------ MATERIAL FOR THIS EXERCISE ------

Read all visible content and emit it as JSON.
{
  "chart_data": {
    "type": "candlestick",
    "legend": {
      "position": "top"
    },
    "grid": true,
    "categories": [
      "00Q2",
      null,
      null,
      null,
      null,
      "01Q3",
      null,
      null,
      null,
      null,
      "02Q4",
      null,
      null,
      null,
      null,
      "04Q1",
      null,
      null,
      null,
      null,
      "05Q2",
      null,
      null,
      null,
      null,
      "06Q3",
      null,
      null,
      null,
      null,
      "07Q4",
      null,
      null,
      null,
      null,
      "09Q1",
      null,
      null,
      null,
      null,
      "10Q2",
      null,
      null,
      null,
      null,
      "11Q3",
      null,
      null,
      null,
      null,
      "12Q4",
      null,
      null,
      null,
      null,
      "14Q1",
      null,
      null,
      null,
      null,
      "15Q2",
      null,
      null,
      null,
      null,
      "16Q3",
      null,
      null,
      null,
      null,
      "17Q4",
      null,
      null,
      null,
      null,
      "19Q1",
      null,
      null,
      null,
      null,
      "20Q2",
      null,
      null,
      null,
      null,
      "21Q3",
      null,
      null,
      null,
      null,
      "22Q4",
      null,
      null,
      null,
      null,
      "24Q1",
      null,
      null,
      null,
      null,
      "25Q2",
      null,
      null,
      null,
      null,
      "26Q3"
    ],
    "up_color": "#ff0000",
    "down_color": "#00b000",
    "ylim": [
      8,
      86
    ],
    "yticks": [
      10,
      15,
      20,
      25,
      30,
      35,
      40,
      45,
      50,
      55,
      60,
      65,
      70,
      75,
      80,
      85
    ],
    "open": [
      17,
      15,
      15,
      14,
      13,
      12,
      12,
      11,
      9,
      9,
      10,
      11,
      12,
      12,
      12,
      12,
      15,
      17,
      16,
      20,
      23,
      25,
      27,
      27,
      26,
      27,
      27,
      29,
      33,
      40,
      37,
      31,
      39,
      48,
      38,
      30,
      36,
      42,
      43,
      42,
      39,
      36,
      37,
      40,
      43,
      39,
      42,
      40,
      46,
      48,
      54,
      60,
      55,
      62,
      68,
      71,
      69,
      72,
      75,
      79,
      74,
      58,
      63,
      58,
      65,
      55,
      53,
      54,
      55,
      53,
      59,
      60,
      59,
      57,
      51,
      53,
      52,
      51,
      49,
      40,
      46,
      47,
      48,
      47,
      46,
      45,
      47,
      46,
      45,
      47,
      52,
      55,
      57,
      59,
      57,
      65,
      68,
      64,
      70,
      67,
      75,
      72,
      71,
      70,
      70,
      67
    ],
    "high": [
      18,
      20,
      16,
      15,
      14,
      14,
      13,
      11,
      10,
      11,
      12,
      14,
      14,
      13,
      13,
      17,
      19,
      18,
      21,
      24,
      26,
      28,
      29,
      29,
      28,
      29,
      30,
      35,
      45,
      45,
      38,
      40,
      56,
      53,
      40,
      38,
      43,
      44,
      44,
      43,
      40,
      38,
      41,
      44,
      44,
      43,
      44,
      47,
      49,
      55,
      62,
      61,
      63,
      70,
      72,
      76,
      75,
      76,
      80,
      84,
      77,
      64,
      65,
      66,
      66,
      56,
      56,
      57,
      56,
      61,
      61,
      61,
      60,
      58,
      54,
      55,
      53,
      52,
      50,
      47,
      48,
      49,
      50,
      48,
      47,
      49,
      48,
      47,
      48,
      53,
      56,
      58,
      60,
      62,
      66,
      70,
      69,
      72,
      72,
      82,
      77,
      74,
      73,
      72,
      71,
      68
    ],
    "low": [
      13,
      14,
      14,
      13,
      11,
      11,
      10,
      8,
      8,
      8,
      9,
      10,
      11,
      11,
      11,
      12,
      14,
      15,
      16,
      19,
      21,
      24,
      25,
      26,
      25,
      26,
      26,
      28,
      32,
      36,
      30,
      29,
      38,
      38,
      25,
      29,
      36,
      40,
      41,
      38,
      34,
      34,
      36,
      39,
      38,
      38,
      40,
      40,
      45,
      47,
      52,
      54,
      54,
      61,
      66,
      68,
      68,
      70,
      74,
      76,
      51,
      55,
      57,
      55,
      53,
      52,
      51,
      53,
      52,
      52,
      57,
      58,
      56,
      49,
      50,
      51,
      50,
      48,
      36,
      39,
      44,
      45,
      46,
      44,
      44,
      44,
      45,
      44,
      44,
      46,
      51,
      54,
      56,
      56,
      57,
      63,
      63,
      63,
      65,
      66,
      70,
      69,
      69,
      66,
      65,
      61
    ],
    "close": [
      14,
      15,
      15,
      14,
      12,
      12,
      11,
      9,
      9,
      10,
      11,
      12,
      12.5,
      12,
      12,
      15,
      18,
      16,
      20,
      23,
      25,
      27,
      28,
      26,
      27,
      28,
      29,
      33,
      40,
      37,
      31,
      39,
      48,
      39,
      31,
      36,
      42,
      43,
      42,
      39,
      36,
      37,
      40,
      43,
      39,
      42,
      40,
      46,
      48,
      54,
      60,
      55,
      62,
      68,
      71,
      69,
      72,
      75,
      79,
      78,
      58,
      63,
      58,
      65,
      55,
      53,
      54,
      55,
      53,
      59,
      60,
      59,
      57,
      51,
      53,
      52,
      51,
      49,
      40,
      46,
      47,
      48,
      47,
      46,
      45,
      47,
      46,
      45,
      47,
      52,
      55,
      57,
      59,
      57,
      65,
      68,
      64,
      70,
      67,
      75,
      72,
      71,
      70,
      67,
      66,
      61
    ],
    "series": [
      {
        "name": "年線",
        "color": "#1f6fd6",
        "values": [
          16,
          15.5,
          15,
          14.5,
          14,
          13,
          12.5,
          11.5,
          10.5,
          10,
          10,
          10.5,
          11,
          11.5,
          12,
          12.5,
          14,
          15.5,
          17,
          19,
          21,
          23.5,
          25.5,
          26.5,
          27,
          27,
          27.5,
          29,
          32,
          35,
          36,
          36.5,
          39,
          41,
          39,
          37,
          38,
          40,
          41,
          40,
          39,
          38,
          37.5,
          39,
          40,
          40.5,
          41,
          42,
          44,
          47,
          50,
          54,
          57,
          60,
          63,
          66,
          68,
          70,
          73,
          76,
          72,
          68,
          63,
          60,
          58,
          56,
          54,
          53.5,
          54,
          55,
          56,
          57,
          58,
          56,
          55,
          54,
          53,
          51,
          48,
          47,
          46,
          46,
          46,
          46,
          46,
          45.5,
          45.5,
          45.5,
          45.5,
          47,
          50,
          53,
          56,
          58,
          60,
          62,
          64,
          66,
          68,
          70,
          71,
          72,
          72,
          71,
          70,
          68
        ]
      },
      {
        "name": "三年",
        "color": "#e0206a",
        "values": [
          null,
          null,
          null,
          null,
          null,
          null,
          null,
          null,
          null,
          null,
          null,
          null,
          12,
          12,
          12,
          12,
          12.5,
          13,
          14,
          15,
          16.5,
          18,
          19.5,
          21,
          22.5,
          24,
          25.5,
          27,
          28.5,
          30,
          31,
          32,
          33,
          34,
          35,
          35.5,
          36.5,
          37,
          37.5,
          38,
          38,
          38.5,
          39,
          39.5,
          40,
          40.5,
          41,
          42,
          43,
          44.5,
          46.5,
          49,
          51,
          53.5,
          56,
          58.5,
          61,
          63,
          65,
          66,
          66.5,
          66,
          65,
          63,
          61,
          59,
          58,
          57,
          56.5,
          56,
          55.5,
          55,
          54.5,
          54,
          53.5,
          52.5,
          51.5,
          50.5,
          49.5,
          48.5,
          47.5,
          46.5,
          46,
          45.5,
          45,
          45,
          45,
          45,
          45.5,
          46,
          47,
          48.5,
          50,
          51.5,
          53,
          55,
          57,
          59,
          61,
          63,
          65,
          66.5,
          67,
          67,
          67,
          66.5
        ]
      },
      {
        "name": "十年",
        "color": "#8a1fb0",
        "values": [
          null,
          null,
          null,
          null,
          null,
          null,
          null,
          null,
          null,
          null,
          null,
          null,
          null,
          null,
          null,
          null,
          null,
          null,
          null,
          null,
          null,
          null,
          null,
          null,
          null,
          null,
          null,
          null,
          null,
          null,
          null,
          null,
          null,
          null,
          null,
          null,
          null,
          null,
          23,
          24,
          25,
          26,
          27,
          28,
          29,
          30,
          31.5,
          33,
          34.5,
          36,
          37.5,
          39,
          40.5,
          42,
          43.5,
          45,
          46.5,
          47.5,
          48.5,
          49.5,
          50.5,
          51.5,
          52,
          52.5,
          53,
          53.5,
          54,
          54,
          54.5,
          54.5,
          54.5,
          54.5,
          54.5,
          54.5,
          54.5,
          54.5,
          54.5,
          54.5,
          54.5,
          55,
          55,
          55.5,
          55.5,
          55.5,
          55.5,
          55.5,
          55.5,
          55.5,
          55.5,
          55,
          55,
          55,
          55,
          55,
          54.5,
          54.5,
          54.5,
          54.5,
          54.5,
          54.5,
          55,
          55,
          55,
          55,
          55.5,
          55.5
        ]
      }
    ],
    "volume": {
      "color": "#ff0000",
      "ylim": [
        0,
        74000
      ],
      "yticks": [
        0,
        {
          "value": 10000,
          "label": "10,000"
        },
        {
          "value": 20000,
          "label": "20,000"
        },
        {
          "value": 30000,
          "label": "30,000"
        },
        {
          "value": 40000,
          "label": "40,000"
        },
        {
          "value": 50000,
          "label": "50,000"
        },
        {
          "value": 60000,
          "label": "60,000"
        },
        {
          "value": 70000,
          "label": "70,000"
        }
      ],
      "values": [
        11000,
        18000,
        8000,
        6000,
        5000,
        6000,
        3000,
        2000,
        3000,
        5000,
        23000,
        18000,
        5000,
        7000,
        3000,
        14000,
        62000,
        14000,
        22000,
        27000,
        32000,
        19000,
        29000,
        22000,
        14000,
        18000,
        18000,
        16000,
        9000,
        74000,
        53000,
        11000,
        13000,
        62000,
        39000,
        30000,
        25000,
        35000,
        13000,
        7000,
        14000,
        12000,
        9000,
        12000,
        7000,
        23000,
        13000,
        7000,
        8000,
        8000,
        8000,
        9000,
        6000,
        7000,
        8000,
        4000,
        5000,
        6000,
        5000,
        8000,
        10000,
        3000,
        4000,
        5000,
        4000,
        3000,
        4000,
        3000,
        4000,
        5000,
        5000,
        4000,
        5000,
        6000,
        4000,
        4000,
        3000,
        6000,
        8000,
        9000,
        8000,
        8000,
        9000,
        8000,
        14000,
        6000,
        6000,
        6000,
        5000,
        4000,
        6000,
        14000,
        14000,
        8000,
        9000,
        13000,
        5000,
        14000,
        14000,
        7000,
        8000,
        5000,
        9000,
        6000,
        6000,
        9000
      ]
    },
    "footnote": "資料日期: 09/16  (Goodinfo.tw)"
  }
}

------

- **PROBLEM TO SOLVE**
List each line in the listing that contains the string "label".

- **SOLUTION TO THIS PROBLEM**
          "label": "10,000"
          "label": "20,000"
          "label": "30,000"
          "label": "40,000"
          "label": "50,000"
          "label": "60,000"
          "label": "70,000"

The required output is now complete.